(What you need to do)
From the listing below, copy every line with the word "числе".

####

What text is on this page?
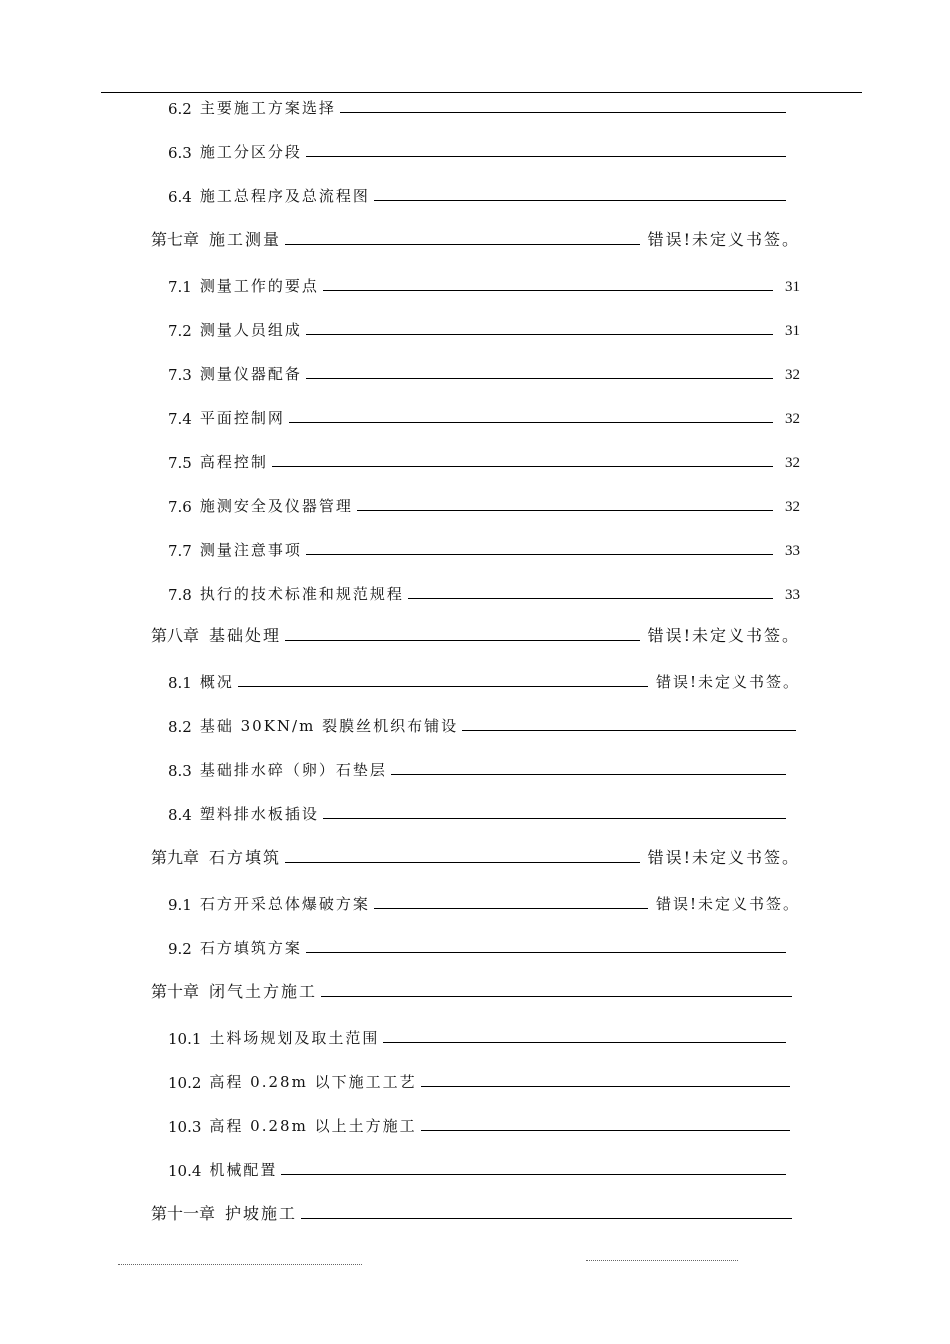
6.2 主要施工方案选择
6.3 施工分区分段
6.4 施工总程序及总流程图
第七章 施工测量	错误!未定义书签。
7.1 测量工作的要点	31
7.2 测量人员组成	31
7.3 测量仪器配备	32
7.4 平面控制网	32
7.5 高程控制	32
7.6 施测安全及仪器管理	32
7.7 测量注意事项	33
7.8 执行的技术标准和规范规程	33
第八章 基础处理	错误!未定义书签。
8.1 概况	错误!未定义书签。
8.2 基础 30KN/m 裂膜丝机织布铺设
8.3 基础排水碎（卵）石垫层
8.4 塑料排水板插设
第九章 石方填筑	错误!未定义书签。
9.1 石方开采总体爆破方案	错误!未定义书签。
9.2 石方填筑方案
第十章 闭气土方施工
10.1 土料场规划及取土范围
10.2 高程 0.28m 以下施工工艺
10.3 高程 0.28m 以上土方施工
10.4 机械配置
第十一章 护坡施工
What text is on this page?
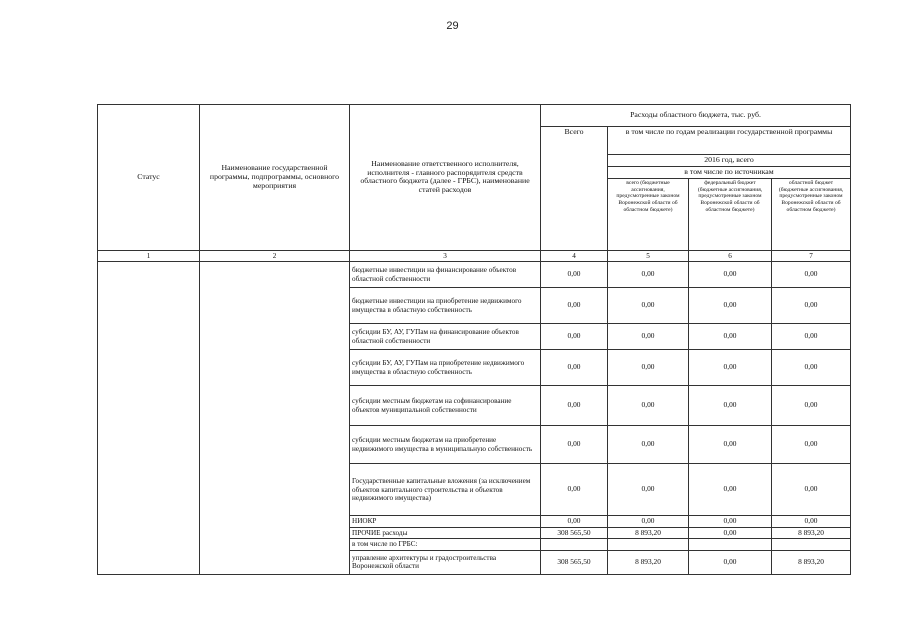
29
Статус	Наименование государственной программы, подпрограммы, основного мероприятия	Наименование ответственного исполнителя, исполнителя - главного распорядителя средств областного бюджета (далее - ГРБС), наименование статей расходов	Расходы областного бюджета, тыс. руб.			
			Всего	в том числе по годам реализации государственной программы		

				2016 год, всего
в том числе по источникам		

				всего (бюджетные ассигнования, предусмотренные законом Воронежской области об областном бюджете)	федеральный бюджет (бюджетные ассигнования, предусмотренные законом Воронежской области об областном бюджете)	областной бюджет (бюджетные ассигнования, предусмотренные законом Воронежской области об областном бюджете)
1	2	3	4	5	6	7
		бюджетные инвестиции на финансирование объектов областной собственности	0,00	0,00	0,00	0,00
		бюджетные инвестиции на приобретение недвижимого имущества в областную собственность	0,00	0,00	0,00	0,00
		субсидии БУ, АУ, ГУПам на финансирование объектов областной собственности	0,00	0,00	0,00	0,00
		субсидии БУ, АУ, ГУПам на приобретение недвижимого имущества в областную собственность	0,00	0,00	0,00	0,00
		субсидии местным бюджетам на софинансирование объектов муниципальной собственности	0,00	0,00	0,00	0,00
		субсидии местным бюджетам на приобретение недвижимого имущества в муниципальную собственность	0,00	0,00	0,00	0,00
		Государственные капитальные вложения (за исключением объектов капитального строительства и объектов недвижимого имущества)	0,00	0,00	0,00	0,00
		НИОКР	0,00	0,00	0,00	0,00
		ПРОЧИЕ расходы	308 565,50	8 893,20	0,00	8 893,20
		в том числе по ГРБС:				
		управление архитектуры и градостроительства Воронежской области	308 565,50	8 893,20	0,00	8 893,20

####

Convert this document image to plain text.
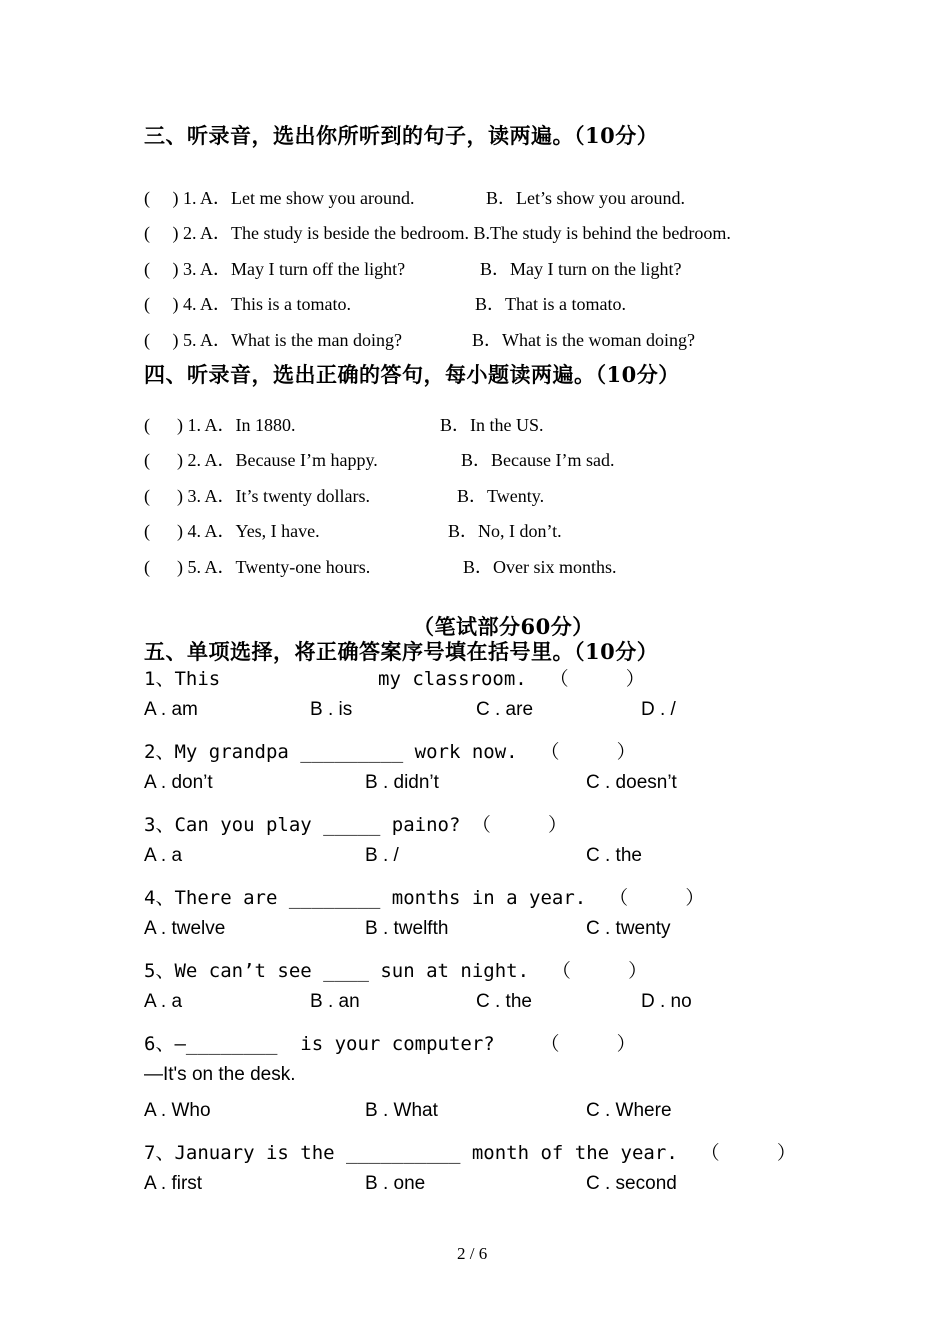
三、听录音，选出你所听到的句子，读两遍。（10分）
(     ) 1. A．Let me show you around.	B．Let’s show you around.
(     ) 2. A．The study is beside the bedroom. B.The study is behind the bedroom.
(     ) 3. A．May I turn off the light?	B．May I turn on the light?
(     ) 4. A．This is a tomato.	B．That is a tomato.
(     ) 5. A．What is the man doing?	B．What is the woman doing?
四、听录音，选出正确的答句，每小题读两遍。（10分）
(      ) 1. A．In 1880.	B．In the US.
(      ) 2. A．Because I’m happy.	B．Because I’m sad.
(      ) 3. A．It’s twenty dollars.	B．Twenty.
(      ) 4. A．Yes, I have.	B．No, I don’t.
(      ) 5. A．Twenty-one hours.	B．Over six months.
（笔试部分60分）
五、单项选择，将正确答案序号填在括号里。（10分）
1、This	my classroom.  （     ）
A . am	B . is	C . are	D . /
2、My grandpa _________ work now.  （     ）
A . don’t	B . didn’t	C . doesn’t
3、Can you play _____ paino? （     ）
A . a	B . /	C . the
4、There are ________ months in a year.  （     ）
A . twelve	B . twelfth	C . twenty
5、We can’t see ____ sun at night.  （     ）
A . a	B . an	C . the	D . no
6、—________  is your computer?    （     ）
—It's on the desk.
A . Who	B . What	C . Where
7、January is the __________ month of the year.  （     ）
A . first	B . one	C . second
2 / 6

####

(Complete answer)
			Всего	в том числе по годам реализации государственной программы		
в том числе по источникам		
		в том числе по ГРБС:				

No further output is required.